(To be done): Without including any pictures, copy each entry below exactly.

--- START Available data ---

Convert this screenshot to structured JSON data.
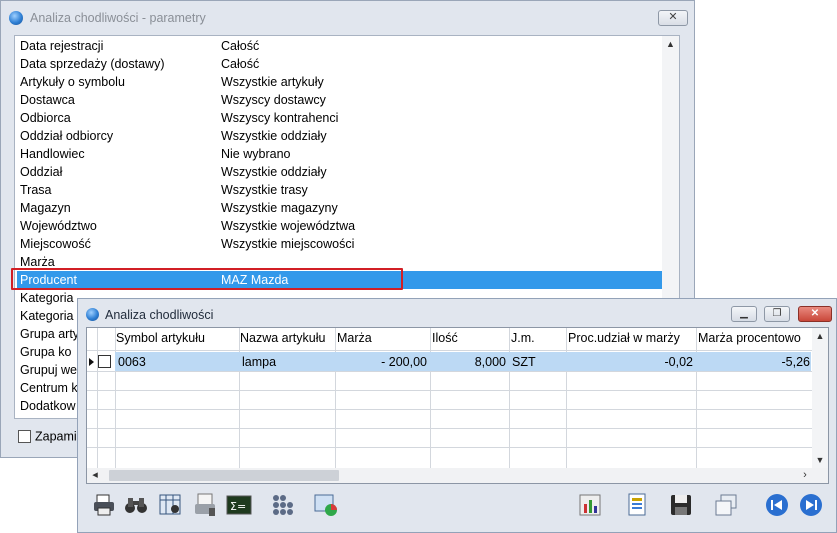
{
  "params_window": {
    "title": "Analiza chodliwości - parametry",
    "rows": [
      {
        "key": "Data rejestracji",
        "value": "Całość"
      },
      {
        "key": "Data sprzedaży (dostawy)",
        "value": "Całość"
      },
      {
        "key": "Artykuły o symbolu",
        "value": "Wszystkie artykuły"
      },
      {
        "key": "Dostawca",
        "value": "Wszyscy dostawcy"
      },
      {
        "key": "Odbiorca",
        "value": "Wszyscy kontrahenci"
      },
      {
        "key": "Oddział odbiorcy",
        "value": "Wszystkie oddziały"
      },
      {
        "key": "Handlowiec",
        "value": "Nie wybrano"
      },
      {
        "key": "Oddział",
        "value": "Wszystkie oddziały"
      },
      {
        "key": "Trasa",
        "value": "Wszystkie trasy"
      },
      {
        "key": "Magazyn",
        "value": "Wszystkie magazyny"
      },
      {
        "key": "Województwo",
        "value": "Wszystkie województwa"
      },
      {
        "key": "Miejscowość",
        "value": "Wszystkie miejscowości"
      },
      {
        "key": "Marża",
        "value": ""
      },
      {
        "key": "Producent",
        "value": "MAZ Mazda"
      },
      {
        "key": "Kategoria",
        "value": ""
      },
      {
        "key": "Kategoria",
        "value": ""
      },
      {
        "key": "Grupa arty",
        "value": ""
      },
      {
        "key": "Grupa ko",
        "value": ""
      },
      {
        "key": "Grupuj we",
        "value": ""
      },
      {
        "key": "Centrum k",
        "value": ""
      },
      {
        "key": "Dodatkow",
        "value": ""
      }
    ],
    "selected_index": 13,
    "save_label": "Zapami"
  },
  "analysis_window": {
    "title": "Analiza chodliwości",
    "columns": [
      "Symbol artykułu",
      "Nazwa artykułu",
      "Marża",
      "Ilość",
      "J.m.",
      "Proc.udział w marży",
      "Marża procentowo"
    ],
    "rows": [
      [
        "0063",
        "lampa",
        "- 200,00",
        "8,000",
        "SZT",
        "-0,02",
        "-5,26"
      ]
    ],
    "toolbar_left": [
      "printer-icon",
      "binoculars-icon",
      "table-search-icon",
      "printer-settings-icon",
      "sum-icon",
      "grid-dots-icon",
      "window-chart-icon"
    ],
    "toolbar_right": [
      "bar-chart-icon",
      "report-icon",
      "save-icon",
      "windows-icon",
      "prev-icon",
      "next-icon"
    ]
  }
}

--- END Available data ---

(Solution):
Convert this screenshot to structured JSON data.
{
  "params_window": {
    "title": "Analiza chodliwości - parametry",
    "rows": [
      {
        "key": "Data rejestracji",
        "value": "Całość"
      },
      {
        "key": "Data sprzedaży (dostawy)",
        "value": "Całość"
      },
      {
        "key": "Artykuły o symbolu",
        "value": "Wszystkie artykuły"
      },
      {
        "key": "Dostawca",
        "value": "Wszyscy dostawcy"
      },
      {
        "key": "Odbiorca",
        "value": "Wszyscy kontrahenci"
      },
      {
        "key": "Oddział odbiorcy",
        "value": "Wszystkie oddziały"
      },
      {
        "key": "Handlowiec",
        "value": "Nie wybrano"
      },
      {
        "key": "Oddział",
        "value": "Wszystkie oddziały"
      },
      {
        "key": "Trasa",
        "value": "Wszystkie trasy"
      },
      {
        "key": "Magazyn",
        "value": "Wszystkie magazyny"
      },
      {
        "key": "Województwo",
        "value": "Wszystkie województwa"
      },
      {
        "key": "Miejscowość",
        "value": "Wszystkie miejscowości"
      },
      {
        "key": "Marża",
        "value": ""
      },
      {
        "key": "Producent",
        "value": "MAZ Mazda"
      },
      {
        "key": "Kategoria",
        "value": ""
      },
      {
        "key": "Kategoria",
        "value": ""
      },
      {
        "key": "Grupa arty",
        "value": ""
      },
      {
        "key": "Grupa ko",
        "value": ""
      },
      {
        "key": "Grupuj we",
        "value": ""
      },
      {
        "key": "Centrum k",
        "value": ""
      },
      {
        "key": "Dodatkow",
        "value": ""
      }
    ],
    "selected_index": 13,
    "save_label": "Zapami"
  },
  "analysis_window": {
    "title": "Analiza chodliwości",
    "columns": [
      "Symbol artykułu",
      "Nazwa artykułu",
      "Marża",
      "Ilość",
      "J.m.",
      "Proc.udział w marży",
      "Marża procentowo"
    ],
    "rows": [
      [
        "0063",
        "lampa",
        "- 200,00",
        "8,000",
        "SZT",
        "-0,02",
        "-5,26"
      ]
    ],
    "toolbar_left": [
      "printer-icon",
      "binoculars-icon",
      "table-search-icon",
      "printer-settings-icon",
      "sum-icon",
      "grid-dots-icon",
      "window-chart-icon"
    ],
    "toolbar_right": [
      "bar-chart-icon",
      "report-icon",
      "save-icon",
      "windows-icon",
      "prev-icon",
      "next-icon"
    ]
  }
}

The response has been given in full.